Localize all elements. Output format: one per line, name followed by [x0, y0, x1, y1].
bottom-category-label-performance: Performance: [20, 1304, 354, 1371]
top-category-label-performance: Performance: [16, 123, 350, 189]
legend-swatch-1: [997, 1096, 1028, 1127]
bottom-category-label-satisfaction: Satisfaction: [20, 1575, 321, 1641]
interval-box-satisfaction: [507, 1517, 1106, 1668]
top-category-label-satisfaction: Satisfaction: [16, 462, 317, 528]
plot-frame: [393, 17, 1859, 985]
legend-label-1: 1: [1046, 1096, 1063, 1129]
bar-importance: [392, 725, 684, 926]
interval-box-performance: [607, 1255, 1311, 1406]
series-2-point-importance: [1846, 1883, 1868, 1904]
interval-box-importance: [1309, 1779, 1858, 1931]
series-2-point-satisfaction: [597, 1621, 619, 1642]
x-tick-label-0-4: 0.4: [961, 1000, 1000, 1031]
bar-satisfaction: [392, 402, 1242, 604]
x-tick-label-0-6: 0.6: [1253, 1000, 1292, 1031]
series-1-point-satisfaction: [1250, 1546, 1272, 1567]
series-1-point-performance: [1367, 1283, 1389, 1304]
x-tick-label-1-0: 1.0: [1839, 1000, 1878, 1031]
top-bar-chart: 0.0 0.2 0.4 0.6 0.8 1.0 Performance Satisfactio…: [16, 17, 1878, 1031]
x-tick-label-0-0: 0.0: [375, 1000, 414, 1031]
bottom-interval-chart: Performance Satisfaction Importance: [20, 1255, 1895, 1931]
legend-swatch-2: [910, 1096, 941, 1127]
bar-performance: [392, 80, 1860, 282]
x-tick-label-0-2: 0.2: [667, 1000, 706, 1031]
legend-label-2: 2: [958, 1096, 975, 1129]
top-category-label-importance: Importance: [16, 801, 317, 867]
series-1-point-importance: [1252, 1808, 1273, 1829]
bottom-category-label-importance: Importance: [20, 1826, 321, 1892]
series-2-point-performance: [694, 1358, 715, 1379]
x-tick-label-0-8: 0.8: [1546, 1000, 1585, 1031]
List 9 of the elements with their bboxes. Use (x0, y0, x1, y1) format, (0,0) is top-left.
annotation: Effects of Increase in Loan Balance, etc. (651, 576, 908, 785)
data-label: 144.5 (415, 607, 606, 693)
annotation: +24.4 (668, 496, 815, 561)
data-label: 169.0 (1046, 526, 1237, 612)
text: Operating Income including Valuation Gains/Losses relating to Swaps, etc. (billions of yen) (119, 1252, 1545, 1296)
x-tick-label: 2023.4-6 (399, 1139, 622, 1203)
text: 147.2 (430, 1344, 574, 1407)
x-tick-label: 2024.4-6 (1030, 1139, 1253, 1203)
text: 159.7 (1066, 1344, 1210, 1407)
◇ ◇ ◇ ◇ ◇
Reproduce all the entries above, substituting "left, top, right, bottom" for every occurrence of "x0, y0, x1, y1" and leaving every other character unchanged.

## Correct response
Localize all elements. Output format: one per line, name followed by [left, top, right, bottom].
bottom-category-label-performance: Performance: [20, 1304, 354, 1371]
top-category-label-performance: Performance: [16, 123, 350, 189]
legend-swatch-1: [997, 1096, 1028, 1127]
bottom-category-label-satisfaction: Satisfaction: [20, 1575, 321, 1641]
interval-box-satisfaction: [507, 1517, 1106, 1668]
top-category-label-satisfaction: Satisfaction: [16, 462, 317, 528]
plot-frame: [393, 17, 1859, 985]
legend-label-1: 1: [1046, 1096, 1063, 1129]
bar-importance: [392, 725, 684, 926]
interval-box-performance: [607, 1255, 1311, 1406]
series-2-point-importance: [1846, 1883, 1868, 1904]
interval-box-importance: [1309, 1779, 1858, 1931]
series-2-point-satisfaction: [597, 1621, 619, 1642]
x-tick-label-0-4: 0.4: [961, 1000, 1000, 1031]
bar-satisfaction: [392, 402, 1242, 604]
x-tick-label-0-6: 0.6: [1253, 1000, 1292, 1031]
series-1-point-satisfaction: [1250, 1546, 1272, 1567]
series-1-point-performance: [1367, 1283, 1389, 1304]
x-tick-label-1-0: 1.0: [1839, 1000, 1878, 1031]
top-bar-chart: 0.0 0.2 0.4 0.6 0.8 1.0 Performance Satisfactio…: [16, 17, 1878, 1031]
x-tick-label-0-0: 0.0: [375, 1000, 414, 1031]
bottom-interval-chart: Performance Satisfaction Importance: [20, 1255, 1895, 1931]
legend-swatch-2: [910, 1096, 941, 1127]
bar-performance: [392, 80, 1860, 282]
x-tick-label-0-2: 0.2: [667, 1000, 706, 1031]
legend-label-2: 2: [958, 1096, 975, 1129]
top-category-label-importance: Importance: [16, 801, 317, 867]
series-1-point-importance: [1252, 1808, 1273, 1829]
bottom-category-label-importance: Importance: [20, 1826, 321, 1892]
series-2-point-performance: [694, 1358, 715, 1379]
x-tick-label-0-8: 0.8: [1546, 1000, 1585, 1031]
List 9 of the elements with their bboxes. Use (left, top, right, bottom) format, (0,0) is top-left.
annotation: Effects of Increase in Loan Balance, etc. (651, 576, 908, 785)
data-label: 144.5 (415, 607, 606, 693)
annotation: +24.4 (668, 496, 815, 561)
data-label: 169.0 (1046, 526, 1237, 612)
text: Operating Income including Valuation Gains/Losses relating to Swaps, etc. (billions of yen) (119, 1252, 1545, 1296)
x-tick-label: 2023.4-6 (399, 1139, 622, 1203)
text: 147.2 (430, 1344, 574, 1407)
x-tick-label: 2024.4-6 (1030, 1139, 1253, 1203)
text: 159.7 (1066, 1344, 1210, 1407)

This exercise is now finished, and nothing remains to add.